>> START

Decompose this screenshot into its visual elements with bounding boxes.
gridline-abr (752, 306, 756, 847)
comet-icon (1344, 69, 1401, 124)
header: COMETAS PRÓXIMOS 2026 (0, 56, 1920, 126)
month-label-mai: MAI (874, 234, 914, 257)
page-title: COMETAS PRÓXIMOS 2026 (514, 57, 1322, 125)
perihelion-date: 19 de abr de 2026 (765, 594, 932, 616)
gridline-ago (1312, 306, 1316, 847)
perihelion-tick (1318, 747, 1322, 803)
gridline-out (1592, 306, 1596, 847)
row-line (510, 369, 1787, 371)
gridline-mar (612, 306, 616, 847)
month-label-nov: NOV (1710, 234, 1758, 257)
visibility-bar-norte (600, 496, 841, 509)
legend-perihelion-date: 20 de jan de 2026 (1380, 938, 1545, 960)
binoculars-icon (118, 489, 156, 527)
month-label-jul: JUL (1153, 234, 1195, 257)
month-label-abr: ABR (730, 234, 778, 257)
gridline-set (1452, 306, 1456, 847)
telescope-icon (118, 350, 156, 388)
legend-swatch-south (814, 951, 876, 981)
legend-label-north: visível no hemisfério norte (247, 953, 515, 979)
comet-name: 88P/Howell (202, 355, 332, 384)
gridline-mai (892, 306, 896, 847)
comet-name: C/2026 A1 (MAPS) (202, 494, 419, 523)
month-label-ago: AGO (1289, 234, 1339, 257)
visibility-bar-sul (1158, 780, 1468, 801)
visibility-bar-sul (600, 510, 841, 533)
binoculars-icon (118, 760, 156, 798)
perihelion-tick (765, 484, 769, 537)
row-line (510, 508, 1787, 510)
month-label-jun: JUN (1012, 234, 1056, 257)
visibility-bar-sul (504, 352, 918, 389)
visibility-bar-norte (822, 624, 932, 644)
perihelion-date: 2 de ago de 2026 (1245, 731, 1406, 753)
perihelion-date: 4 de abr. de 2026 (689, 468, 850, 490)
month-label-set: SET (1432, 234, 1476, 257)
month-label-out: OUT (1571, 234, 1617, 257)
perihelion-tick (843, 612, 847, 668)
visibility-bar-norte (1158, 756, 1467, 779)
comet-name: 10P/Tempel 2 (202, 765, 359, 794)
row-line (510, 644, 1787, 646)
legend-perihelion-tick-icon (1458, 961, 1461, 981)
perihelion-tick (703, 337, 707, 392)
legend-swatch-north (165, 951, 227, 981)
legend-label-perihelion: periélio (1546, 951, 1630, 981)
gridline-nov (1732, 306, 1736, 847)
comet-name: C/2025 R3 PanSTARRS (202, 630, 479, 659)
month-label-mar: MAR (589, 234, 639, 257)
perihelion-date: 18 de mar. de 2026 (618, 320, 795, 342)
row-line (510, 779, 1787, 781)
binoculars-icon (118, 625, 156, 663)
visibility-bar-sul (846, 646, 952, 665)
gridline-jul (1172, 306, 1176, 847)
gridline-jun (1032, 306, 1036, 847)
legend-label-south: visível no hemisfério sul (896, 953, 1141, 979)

>> END

» **Short exercise**: Could you retype, unchanged, the entries above from the very first line through the line containing "row-line (510, 508, 1787, 510)", including both of those lines?

» **Response to this task**:
Decompose this screenshot into its visual elements with bounding boxes.
gridline-abr (752, 306, 756, 847)
comet-icon (1344, 69, 1401, 124)
header: COMETAS PRÓXIMOS 2026 (0, 56, 1920, 126)
month-label-mai: MAI (874, 234, 914, 257)
page-title: COMETAS PRÓXIMOS 2026 (514, 57, 1322, 125)
perihelion-date: 19 de abr de 2026 (765, 594, 932, 616)
gridline-ago (1312, 306, 1316, 847)
perihelion-tick (1318, 747, 1322, 803)
gridline-out (1592, 306, 1596, 847)
row-line (510, 369, 1787, 371)
gridline-mar (612, 306, 616, 847)
month-label-nov: NOV (1710, 234, 1758, 257)
visibility-bar-norte (600, 496, 841, 509)
legend-perihelion-date: 20 de jan de 2026 (1380, 938, 1545, 960)
binoculars-icon (118, 489, 156, 527)
month-label-jul: JUL (1153, 234, 1195, 257)
month-label-abr: ABR (730, 234, 778, 257)
gridline-set (1452, 306, 1456, 847)
telescope-icon (118, 350, 156, 388)
legend-swatch-south (814, 951, 876, 981)
legend-label-north: visível no hemisfério norte (247, 953, 515, 979)
comet-name: 88P/Howell (202, 355, 332, 384)
gridline-mai (892, 306, 896, 847)
comet-name: C/2026 A1 (MAPS) (202, 494, 419, 523)
month-label-ago: AGO (1289, 234, 1339, 257)
visibility-bar-sul (1158, 780, 1468, 801)
visibility-bar-sul (600, 510, 841, 533)
binoculars-icon (118, 760, 156, 798)
perihelion-tick (765, 484, 769, 537)
row-line (510, 508, 1787, 510)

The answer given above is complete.